◆ Work instructions: Search the data for the word "своей" and copy every line where it occurs.

Dataset items:
↓

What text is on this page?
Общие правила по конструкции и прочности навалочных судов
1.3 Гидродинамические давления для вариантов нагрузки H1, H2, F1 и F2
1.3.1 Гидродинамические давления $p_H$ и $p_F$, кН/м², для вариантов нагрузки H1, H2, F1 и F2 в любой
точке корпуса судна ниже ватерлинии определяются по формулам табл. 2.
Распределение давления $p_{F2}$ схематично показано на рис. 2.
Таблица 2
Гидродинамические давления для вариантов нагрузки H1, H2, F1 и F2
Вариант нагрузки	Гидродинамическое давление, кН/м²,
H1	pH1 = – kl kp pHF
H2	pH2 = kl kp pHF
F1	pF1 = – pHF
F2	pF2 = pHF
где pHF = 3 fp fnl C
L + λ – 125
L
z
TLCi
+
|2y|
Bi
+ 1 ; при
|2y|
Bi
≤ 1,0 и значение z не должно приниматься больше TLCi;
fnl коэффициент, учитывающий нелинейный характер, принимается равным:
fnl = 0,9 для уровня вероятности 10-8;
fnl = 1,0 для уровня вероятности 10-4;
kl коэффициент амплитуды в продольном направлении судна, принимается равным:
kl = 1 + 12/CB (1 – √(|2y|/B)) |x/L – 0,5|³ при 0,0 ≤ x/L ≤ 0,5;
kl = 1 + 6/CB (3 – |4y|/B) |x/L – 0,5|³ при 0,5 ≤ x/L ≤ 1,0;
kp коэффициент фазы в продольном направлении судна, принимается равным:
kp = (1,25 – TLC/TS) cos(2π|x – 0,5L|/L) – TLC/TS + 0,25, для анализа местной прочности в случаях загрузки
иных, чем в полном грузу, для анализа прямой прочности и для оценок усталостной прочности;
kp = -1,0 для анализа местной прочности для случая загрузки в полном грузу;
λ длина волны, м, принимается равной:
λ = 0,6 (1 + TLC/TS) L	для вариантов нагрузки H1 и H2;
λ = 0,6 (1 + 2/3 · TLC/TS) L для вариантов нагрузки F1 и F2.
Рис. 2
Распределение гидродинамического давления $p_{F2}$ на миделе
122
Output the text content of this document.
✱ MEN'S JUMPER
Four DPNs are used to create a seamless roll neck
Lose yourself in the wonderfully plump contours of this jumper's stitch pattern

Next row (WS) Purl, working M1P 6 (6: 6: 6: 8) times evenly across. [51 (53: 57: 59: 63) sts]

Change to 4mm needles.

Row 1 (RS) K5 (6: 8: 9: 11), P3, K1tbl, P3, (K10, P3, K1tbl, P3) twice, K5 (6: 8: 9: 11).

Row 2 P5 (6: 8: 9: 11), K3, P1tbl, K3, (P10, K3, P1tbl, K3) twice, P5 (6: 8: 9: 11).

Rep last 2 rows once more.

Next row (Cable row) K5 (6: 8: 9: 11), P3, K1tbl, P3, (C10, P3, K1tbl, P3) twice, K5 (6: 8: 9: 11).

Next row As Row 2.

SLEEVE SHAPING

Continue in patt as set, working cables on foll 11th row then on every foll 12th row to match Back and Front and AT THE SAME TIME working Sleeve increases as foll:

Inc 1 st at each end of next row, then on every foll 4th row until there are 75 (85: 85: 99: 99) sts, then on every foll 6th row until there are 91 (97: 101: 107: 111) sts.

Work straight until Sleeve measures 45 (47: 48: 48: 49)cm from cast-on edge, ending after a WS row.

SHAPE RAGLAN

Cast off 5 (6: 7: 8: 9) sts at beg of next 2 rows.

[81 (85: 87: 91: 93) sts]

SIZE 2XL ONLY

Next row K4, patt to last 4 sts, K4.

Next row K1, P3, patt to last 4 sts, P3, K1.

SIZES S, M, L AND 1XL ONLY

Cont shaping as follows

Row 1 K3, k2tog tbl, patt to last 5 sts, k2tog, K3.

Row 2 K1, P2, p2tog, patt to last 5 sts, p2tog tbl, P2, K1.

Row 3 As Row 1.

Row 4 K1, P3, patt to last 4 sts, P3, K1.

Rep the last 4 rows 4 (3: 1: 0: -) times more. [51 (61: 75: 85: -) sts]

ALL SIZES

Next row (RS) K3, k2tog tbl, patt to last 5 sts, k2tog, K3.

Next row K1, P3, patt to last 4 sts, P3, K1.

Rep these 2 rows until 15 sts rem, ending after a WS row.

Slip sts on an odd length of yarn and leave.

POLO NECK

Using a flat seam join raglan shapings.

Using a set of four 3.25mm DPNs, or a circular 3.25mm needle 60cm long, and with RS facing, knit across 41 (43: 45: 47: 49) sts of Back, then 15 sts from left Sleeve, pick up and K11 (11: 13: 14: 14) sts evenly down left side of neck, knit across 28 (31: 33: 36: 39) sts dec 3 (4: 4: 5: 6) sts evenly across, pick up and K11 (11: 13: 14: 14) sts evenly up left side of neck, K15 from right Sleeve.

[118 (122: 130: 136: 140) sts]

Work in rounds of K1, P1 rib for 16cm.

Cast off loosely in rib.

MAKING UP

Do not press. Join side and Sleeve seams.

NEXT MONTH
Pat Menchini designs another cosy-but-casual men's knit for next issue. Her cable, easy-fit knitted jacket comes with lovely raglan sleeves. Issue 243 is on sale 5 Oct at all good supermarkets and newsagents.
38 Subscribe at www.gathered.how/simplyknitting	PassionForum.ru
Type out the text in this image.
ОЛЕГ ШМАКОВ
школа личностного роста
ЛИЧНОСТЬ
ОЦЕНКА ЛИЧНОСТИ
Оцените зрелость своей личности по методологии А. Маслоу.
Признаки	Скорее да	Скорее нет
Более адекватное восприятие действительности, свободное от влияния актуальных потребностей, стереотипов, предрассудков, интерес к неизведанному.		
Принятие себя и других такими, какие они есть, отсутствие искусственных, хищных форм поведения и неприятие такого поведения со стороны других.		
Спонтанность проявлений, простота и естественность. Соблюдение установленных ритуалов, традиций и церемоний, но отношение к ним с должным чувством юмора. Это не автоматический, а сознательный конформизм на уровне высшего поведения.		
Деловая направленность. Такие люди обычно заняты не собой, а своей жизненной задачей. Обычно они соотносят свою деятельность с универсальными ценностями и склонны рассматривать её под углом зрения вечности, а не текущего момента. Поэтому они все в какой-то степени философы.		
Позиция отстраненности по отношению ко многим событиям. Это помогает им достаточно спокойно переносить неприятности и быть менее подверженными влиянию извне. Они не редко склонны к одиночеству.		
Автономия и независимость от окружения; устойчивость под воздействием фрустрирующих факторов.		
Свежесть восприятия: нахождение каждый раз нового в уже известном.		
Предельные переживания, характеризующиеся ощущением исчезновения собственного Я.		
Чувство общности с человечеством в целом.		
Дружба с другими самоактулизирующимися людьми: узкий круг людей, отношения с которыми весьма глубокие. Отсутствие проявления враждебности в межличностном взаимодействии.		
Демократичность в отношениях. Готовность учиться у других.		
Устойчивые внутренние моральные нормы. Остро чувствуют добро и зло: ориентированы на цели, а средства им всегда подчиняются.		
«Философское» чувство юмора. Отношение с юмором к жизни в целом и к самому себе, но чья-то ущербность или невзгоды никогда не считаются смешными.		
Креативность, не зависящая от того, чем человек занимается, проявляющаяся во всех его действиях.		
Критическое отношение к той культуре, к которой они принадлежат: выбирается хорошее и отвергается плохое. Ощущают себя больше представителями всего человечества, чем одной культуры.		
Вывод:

↑

◆ Reply to the exercise:
Оцените зрелость своей личности по методологии А. Маслоу.
Деловая направленность. Такие люди обычно заняты не собой, а своей жизненной задачей. Обычно они соотносят свою деятельность с универсальными ценностями и склонны рассматривать её под углом зрения вечности, а не текущего момента. Поэтому они все в какой-то степени философы.		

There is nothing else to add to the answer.